- Requirement -
Extract the complete listing and output it unchanged.

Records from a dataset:
——————————
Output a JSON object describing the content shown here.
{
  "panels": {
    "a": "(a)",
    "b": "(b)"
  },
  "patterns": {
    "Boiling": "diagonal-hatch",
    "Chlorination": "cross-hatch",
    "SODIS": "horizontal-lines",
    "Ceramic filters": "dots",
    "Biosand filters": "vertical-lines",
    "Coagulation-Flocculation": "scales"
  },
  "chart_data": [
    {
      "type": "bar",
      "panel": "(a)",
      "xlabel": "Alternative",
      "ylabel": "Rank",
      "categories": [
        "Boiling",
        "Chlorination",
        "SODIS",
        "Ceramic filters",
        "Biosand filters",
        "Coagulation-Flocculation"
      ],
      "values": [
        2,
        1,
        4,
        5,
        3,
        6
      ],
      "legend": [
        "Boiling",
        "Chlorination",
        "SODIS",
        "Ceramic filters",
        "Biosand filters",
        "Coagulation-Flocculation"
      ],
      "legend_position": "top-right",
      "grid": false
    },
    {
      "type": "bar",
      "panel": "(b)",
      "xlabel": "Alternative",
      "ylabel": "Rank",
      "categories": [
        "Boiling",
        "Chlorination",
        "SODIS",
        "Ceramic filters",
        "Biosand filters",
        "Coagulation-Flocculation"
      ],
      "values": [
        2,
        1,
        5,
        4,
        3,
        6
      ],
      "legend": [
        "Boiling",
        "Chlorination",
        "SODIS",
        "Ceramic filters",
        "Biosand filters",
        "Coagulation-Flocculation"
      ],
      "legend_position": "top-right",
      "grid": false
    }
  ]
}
——————————
- Reply to the task -
Output a JSON object describing the content shown here.
{
  "panels": {
    "a": "(a)",
    "b": "(b)"
  },
  "patterns": {
    "Boiling": "diagonal-hatch",
    "Chlorination": "cross-hatch",
    "SODIS": "horizontal-lines",
    "Ceramic filters": "dots",
    "Biosand filters": "vertical-lines",
    "Coagulation-Flocculation": "scales"
  },
  "chart_data": [
    {
      "type": "bar",
      "panel": "(a)",
      "xlabel": "Alternative",
      "ylabel": "Rank",
      "categories": [
        "Boiling",
        "Chlorination",
        "SODIS",
        "Ceramic filters",
        "Biosand filters",
        "Coagulation-Flocculation"
      ],
      "values": [
        2,
        1,
        4,
        5,
        3,
        6
      ],
      "legend": [
        "Boiling",
        "Chlorination",
        "SODIS",
        "Ceramic filters",
        "Biosand filters",
        "Coagulation-Flocculation"
      ],
      "legend_position": "top-right",
      "grid": false
    },
    {
      "type": "bar",
      "panel": "(b)",
      "xlabel": "Alternative",
      "ylabel": "Rank",
      "categories": [
        "Boiling",
        "Chlorination",
        "SODIS",
        "Ceramic filters",
        "Biosand filters",
        "Coagulation-Flocculation"
      ],
      "values": [
        2,
        1,
        5,
        4,
        3,
        6
      ],
      "legend": [
        "Boiling",
        "Chlorination",
        "SODIS",
        "Ceramic filters",
        "Biosand filters",
        "Coagulation-Flocculation"
      ],
      "legend_position": "top-right",
      "grid": false
    }
  ]
}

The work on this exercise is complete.